Pull out every line with the word "color".

* Items listed in a dataset *
########################################

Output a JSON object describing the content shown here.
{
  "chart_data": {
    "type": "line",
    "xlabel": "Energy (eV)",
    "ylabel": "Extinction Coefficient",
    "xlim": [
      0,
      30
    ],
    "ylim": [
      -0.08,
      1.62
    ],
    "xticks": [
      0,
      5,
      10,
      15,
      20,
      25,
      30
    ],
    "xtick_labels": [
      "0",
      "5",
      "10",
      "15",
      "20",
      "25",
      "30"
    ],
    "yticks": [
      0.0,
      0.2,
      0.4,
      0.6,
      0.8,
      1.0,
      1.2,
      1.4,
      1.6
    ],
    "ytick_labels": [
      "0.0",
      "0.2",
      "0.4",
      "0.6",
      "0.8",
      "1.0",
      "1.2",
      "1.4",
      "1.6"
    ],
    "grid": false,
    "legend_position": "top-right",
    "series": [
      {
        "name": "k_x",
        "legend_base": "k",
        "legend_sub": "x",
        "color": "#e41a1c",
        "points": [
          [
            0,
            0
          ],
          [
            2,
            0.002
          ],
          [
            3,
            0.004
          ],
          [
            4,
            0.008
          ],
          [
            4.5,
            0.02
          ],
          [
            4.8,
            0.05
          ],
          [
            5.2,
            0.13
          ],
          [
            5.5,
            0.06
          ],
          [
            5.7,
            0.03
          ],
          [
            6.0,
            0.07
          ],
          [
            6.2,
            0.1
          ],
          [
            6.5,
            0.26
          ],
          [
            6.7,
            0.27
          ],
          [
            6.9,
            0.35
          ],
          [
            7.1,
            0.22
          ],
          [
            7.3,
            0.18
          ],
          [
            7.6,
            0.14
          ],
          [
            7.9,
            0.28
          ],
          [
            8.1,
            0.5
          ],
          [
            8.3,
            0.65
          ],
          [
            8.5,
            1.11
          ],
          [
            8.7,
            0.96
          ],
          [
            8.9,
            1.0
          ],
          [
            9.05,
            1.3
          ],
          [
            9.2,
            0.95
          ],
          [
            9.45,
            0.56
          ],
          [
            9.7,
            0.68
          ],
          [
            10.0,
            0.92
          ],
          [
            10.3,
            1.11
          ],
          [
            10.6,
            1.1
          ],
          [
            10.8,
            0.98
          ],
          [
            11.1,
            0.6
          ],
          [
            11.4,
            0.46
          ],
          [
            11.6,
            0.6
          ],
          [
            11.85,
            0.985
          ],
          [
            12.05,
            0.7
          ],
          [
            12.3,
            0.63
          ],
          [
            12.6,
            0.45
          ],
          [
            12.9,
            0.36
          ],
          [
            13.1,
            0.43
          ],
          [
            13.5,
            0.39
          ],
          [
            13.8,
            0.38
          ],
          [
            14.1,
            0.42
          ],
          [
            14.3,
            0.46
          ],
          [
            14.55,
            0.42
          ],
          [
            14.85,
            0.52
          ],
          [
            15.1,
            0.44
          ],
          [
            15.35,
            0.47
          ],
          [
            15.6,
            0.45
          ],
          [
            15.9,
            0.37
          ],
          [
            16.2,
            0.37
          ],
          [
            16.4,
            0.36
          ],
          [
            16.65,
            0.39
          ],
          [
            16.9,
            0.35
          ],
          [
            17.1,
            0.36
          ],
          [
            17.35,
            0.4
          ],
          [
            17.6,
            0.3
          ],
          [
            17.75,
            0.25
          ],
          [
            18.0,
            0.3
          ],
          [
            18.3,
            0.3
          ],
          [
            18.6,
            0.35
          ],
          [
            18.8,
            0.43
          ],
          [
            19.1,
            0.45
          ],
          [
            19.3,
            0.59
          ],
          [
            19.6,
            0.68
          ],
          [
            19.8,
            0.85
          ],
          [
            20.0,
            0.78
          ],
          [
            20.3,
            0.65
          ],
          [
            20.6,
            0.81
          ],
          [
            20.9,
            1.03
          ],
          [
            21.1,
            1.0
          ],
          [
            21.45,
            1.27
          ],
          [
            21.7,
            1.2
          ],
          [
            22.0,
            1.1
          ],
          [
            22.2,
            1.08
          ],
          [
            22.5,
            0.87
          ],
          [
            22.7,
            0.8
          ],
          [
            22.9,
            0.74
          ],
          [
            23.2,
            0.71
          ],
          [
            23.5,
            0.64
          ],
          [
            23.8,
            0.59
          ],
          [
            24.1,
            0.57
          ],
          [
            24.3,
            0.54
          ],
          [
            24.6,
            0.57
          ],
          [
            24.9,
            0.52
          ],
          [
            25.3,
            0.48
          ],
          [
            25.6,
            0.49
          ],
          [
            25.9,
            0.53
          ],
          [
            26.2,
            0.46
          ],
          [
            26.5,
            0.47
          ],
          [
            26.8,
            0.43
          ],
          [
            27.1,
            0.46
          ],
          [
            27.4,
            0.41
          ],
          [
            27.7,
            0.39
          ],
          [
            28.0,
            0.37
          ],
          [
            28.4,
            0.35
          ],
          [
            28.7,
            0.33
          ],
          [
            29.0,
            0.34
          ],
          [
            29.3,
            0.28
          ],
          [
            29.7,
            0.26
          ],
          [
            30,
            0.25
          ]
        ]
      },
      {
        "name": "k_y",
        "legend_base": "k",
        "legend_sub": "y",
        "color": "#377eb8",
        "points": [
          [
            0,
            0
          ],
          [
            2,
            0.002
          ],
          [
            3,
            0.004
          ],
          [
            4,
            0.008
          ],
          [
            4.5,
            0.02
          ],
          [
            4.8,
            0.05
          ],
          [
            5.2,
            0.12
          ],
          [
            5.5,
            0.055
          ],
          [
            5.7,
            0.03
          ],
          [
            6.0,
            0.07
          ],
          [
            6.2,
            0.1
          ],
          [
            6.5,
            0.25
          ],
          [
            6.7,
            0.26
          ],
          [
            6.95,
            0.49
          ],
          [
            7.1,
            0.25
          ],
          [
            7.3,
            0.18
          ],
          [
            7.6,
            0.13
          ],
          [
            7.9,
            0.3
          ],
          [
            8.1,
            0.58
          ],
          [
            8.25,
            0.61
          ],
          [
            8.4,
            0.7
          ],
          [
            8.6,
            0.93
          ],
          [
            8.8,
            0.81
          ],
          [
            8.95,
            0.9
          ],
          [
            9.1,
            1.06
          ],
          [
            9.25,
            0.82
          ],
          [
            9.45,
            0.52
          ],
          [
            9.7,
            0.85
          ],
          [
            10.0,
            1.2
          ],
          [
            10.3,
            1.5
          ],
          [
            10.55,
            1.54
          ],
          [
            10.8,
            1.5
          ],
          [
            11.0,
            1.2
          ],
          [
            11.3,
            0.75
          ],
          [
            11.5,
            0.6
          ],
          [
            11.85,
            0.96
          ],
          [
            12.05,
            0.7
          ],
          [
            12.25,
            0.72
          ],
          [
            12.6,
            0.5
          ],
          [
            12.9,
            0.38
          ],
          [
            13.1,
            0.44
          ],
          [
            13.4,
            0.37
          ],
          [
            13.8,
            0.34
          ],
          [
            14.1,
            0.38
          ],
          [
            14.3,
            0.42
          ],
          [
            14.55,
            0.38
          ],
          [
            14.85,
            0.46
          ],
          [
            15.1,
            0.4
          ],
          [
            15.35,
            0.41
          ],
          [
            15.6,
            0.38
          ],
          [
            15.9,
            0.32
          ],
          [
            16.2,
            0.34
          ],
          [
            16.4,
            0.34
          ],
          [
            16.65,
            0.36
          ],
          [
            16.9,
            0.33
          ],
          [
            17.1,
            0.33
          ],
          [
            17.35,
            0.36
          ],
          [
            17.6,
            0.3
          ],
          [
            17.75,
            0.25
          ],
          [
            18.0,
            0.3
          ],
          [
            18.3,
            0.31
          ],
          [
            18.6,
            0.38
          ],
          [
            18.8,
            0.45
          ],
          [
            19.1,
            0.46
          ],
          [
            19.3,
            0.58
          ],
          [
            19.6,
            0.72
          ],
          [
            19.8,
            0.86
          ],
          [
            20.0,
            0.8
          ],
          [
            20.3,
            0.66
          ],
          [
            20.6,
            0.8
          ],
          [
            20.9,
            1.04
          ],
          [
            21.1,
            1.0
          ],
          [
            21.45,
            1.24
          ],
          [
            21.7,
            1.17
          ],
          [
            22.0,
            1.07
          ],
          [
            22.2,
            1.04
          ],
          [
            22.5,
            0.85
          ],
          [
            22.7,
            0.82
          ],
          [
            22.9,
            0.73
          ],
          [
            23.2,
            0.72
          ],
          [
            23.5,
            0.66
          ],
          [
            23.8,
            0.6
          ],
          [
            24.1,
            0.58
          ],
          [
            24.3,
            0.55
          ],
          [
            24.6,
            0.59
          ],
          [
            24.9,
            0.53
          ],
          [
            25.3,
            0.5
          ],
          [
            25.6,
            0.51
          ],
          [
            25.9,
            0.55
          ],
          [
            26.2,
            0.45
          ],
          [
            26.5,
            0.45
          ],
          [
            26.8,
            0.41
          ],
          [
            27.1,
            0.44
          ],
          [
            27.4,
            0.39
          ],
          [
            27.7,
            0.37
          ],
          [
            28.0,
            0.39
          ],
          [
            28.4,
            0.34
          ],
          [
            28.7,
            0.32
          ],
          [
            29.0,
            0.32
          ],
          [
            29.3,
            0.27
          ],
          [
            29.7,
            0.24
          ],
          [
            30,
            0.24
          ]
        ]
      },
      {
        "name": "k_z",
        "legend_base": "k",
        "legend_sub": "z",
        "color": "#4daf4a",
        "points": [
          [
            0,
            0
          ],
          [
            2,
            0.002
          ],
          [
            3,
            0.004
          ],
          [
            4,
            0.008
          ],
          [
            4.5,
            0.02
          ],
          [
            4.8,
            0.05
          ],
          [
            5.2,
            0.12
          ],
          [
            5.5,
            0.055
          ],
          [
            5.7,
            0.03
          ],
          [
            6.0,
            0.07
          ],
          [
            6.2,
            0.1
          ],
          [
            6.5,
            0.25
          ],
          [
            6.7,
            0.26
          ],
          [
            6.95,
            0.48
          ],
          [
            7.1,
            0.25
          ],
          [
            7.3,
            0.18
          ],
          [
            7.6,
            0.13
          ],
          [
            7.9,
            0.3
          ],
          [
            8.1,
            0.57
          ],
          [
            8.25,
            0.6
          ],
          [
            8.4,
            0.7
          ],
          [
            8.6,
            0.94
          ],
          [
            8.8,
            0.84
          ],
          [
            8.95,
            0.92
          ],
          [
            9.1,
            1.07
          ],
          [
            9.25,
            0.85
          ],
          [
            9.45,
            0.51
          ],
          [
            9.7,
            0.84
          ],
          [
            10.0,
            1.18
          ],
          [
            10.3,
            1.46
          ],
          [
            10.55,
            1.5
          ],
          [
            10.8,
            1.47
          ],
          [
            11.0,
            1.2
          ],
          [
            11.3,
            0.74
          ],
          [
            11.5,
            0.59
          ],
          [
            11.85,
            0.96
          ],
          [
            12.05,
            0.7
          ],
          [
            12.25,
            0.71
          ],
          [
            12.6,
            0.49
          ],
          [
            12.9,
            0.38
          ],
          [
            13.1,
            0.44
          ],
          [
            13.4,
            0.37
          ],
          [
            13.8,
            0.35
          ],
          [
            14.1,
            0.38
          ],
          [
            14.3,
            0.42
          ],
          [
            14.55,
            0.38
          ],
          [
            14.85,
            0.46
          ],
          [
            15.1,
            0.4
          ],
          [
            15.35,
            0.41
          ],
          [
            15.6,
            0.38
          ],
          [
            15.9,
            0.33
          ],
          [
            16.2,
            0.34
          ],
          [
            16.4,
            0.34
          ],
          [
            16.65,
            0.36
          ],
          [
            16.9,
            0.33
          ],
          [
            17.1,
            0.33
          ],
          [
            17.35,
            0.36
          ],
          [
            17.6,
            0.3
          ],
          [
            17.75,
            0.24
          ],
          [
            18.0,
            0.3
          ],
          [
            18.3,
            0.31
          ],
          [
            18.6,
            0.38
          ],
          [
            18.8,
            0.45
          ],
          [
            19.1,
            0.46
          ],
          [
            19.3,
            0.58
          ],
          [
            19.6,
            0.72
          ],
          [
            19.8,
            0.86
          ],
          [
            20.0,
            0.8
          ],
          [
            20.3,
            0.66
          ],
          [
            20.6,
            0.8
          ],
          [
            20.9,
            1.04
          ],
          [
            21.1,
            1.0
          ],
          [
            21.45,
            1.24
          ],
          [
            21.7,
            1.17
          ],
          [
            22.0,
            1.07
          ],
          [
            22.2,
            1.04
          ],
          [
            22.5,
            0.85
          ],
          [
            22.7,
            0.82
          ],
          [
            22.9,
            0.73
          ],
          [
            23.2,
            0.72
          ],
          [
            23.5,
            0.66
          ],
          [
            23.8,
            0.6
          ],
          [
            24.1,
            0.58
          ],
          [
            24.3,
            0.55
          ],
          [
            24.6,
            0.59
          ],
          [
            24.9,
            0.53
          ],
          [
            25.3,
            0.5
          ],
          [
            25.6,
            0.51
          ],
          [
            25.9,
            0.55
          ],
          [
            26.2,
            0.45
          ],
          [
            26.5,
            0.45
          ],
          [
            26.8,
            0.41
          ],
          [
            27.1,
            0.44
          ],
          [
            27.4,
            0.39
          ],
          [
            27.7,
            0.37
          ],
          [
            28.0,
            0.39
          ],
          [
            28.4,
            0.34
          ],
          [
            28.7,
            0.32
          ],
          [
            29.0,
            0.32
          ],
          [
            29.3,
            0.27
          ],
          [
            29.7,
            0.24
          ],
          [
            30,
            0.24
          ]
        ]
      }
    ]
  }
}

########################################

* Written solution *
        "color": "#e41a1c",
        "color": "#377eb8",
        "color": "#4daf4a",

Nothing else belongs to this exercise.